**Objective**
Going through the material below, please gather all lines with the word "protokoli" in them.

**Information supplied**
============================================================
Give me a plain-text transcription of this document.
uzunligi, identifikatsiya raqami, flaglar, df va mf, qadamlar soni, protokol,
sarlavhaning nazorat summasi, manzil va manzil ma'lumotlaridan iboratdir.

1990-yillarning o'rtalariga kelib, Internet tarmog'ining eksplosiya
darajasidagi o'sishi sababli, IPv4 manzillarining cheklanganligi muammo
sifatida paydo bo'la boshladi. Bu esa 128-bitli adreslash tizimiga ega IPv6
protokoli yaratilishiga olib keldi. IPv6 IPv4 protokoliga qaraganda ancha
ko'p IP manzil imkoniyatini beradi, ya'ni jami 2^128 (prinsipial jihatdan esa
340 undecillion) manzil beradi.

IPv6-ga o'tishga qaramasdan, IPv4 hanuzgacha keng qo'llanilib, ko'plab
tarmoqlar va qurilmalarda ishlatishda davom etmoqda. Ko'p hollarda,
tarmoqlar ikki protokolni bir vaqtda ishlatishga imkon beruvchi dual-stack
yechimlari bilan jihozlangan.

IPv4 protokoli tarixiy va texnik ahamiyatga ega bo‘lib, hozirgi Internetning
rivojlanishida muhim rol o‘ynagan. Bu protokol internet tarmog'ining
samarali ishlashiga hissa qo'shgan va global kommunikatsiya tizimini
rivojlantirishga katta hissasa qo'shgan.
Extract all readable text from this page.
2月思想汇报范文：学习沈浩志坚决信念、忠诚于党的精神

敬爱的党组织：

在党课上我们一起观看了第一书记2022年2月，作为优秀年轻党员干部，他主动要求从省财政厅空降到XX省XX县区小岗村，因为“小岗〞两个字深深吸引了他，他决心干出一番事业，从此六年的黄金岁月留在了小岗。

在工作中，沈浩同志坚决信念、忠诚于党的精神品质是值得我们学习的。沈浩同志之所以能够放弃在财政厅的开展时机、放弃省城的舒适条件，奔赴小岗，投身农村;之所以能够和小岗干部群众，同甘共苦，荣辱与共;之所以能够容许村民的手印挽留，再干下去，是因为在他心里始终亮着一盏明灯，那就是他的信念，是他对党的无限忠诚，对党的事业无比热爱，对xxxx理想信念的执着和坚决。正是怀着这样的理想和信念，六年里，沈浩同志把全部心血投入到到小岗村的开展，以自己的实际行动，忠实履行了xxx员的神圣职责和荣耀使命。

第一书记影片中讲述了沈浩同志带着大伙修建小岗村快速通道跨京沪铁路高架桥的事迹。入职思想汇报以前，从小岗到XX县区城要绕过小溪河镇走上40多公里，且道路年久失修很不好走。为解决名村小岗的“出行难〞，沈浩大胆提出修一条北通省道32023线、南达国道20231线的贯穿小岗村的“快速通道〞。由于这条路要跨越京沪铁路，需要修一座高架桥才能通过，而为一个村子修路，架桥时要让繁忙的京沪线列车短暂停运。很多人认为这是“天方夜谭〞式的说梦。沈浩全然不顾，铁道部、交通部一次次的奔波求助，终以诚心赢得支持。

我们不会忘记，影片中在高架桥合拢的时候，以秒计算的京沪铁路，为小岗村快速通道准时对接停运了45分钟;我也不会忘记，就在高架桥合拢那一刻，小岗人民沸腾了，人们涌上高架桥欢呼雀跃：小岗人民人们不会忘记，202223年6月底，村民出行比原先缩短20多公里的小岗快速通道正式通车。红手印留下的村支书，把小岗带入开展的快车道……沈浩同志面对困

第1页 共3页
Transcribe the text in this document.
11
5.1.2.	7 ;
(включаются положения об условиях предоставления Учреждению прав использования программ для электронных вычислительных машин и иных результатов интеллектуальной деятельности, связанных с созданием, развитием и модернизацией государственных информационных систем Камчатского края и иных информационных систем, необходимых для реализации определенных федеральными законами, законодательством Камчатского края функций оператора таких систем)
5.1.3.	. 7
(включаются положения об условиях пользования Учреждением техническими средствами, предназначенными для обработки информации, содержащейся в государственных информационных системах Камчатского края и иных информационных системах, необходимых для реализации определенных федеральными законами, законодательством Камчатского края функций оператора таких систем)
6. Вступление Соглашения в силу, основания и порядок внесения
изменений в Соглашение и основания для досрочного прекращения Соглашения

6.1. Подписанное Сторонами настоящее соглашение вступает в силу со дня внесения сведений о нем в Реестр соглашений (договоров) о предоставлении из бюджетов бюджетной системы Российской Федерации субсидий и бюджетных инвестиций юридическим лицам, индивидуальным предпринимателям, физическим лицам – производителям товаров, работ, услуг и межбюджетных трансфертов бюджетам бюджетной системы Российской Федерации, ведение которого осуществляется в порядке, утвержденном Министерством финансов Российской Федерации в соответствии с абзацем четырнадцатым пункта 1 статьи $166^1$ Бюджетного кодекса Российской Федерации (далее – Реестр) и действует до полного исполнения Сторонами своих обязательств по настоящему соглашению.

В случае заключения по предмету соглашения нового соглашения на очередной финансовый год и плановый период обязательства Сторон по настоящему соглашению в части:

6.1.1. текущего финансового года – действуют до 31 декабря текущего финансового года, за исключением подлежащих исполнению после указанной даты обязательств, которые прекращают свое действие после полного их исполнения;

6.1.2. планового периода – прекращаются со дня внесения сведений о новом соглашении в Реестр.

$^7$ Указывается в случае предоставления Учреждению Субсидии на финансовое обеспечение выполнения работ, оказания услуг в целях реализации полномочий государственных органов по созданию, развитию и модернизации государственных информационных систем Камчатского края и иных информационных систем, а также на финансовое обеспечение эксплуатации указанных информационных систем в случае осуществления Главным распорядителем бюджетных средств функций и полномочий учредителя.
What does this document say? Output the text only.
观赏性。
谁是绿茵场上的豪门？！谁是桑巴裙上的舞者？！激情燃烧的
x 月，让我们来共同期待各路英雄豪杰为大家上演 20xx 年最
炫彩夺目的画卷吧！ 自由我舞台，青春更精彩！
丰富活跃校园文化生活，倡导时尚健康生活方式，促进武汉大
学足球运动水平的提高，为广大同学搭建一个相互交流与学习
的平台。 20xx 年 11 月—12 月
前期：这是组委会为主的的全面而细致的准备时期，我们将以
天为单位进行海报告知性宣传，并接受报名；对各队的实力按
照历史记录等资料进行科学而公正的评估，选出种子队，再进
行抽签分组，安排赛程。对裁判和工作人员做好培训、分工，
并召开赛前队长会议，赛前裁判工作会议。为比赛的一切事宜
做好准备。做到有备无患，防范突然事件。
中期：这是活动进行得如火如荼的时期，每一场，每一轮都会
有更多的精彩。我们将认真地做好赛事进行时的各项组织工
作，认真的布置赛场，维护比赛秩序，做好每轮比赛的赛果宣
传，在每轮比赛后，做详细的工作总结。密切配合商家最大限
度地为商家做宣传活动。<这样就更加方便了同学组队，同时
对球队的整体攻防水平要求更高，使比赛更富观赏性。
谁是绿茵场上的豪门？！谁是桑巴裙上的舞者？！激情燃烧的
============================================================
**Task solution**
protokoli yaratilishiga olib keldi. IPv6 IPv4 protokoliga qaraganda ancha
IPv4 protokoli tarixiy va texnik ahamiyatga ega bo‘lib, hozirgi Internetning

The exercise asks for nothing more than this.